§ EXTRACT PROVIDED
______

Catalyst Leadership: You Cannot Optimize the Whole System if Your Inner System Optimizes for Safety

Most leaders are not held back by a lack of competence. They are held back by an inner system that was built for a different kind of world.

According to Bob Anderson and Bill Adams at Leadership Circle, their research suggests that 70-80% of leaders lead reactively. That does not mean they are bad leaders. It means that much of their leadership energy is organized around staying safe, looking competent, being accepted, staying in control, or avoiding vulnerability.

That is human. It is also, in many situations, completely understandable. Reactive tendencies are not defects. They are strategies we developed, often early in life, to feel safe, belong, be valued, and handle situations that felt uncertain or threatening.

The problem is not that we have them. We all do. The problem is when those protective strategies keep running the show long after they have stopped being useful.

That becomes especially costly when the work becomes complex.

______

§ DATA LINES
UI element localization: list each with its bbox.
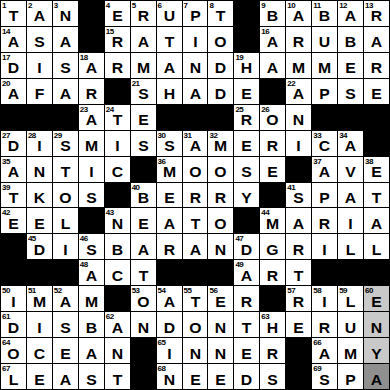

______

§ WHAT YOU WILL DO
A. Answer these questions about the catalyst leadership article, one per line:
(i) What share of leaders lead reactively, according to the research the article cites?
(ii) At which organization are Bob Anderson and Bill Adams?
(iii) According to the article, when do protective strategies become especially costly?
B. List every aim that the catalyst leadership article says much of a reactive leader's energy is organized around.
C. Proceed with the catalyst leadership article, starting after its final sentence.

§ EXERCISE RESULTS
A.
(i) 70-80%
(ii) Leadership Circle
(iii) When the work becomes complex

B.
- Staying safe
- Looking competent
- Being accepted
- Staying in control
- Avoiding vulnerability

C.
Complexity Asks for Something Different

Most leaders know that the work has become more complex. Fewer problems have obvious answers. More challenges require experimentation, collaboration across boundaries, and the ability to stay with uncertainty long enough for something useful to emerge.

Still, many leaders run on an internal operating system built for a more predictable world.

In a predictable environment, reactive leadership can work reasonably well. If the task is clear, the solution is known, and the main challenge is execution, then control, compliance, and analytical distance can all be useful.

But complexity asks for something else.

It asks leaders to hold direction without pretending to have certainty. To think in systems, not just in tasks. To invite contribution before the answer exists. To create the conditions where others can think, learn, challenge, adapt, and act together.

That is hard to do when your nervous system is busy protecting you.

AI Makes This More Visible

AI is now making this leadership challenge more visible.

As AI systems take on more analysis, drafting, coordination, and execution, leaders do not become less important. But the nature of leadership changes.

AI doesn’t just increase the amount of work that can be done. It also increases the speed of doing and developing. Ideas can become drafts faster. Drafts can become prototypes faster. Prototypes can become decisions, experiments, and changes faster.

That means people can easily become the bottleneck somewhere else: not in producing more output, but in making sense, choosing, deciding, coordinating, and taking responsibility.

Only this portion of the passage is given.